** START OF Dataset **

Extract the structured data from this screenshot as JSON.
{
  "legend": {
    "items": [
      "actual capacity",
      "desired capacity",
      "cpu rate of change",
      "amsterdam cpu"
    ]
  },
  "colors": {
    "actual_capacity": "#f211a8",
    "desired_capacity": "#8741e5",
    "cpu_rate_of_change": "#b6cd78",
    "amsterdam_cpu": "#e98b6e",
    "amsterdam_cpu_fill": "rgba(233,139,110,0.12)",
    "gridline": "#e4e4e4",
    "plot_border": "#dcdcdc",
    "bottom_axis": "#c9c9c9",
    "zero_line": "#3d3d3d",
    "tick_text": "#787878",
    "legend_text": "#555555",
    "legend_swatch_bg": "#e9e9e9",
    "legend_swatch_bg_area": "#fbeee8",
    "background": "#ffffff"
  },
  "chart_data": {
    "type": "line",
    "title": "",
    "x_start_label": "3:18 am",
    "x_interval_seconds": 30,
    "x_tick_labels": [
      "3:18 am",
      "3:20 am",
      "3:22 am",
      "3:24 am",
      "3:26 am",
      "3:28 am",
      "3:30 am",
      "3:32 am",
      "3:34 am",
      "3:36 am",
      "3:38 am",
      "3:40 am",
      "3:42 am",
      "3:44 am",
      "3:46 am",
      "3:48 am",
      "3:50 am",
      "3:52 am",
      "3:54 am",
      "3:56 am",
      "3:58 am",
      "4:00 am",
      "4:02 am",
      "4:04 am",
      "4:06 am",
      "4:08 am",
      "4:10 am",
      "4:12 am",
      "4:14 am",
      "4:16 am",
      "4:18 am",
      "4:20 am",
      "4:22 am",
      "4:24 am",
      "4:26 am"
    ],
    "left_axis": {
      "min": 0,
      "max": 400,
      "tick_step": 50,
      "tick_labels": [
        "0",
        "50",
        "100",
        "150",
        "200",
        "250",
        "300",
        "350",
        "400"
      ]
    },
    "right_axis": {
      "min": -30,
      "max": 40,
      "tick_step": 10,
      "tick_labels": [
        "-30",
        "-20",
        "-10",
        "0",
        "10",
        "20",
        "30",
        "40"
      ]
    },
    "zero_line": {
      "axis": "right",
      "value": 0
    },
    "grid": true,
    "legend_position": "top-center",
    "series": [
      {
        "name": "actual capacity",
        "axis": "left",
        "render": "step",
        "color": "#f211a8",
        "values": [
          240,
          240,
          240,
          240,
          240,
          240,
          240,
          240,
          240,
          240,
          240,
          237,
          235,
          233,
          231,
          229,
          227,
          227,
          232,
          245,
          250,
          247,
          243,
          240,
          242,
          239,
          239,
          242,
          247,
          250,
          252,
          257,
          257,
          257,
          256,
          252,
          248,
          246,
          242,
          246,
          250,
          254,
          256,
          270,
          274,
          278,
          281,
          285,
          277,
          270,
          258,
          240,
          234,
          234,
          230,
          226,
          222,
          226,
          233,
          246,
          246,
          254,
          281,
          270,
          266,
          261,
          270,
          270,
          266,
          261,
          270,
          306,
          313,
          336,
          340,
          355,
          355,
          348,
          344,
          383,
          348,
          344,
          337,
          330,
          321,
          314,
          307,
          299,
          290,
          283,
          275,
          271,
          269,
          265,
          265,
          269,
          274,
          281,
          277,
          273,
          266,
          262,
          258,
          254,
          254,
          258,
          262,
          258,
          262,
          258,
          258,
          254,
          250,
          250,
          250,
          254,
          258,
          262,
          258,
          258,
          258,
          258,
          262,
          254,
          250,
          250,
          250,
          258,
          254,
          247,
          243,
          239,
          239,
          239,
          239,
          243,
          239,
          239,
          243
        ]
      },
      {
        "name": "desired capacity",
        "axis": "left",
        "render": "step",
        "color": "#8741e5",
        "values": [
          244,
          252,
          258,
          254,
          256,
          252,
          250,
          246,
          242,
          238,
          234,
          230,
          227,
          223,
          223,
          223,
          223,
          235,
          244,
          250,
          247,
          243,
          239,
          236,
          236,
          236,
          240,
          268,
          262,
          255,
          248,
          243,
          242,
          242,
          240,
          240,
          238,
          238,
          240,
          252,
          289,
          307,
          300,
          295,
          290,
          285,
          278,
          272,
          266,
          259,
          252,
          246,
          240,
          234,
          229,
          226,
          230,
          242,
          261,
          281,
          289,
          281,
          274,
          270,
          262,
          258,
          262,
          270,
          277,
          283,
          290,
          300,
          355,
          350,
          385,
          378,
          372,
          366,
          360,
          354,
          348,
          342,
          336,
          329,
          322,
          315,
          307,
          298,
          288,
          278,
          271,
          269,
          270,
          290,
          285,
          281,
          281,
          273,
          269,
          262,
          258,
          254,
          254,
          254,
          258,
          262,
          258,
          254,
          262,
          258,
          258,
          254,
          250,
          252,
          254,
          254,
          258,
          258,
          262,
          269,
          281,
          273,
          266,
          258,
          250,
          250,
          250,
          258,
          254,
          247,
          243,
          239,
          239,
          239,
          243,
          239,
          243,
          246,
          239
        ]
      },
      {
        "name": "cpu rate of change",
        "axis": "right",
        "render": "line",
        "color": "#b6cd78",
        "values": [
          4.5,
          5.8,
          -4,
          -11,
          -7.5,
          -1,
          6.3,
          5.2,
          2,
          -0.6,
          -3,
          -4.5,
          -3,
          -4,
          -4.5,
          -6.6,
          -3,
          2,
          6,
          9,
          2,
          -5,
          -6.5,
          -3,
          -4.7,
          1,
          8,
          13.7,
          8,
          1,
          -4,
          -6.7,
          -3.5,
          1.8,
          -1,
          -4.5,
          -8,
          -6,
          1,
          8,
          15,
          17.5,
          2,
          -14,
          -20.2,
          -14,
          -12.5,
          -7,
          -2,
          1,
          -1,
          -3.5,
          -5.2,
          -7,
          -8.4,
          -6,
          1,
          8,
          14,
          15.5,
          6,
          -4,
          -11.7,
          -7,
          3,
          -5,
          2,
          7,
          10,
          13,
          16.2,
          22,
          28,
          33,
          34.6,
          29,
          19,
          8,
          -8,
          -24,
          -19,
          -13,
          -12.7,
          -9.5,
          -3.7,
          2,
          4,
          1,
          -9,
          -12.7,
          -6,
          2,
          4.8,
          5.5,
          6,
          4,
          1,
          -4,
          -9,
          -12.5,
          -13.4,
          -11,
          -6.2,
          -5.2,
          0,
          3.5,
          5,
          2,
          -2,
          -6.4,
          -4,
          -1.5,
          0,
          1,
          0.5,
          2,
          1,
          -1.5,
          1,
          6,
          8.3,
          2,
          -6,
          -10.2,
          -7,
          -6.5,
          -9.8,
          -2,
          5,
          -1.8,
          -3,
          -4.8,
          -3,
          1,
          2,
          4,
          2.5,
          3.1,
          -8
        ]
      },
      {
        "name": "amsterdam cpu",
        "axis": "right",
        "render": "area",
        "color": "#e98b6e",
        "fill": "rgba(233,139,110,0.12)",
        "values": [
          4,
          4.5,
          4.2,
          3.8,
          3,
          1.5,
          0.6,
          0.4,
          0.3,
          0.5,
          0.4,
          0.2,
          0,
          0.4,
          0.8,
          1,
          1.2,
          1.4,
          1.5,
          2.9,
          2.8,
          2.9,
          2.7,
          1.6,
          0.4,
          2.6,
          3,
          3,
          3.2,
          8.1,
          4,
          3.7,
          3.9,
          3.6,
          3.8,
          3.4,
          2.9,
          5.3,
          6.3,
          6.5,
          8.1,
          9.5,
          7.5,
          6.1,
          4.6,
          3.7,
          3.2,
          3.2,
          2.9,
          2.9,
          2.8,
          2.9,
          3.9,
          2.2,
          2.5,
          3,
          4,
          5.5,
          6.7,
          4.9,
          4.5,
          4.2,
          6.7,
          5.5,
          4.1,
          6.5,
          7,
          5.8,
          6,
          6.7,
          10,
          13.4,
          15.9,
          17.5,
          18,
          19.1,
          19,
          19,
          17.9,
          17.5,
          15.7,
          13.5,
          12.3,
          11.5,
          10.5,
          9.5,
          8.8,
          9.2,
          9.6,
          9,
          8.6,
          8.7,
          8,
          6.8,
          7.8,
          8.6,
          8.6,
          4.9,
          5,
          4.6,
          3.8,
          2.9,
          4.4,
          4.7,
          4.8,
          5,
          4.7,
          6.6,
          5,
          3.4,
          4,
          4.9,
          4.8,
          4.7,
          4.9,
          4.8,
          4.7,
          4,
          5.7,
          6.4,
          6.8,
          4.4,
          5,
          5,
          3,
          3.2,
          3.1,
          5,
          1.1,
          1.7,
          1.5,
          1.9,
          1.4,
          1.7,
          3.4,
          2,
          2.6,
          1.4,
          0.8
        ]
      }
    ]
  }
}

** END OF Dataset **

Given instruction:
Using the records above, copy each line that contains "render".

The result:
        "render": "step",
        "render": "step",
        "render": "line",
        "render": "area",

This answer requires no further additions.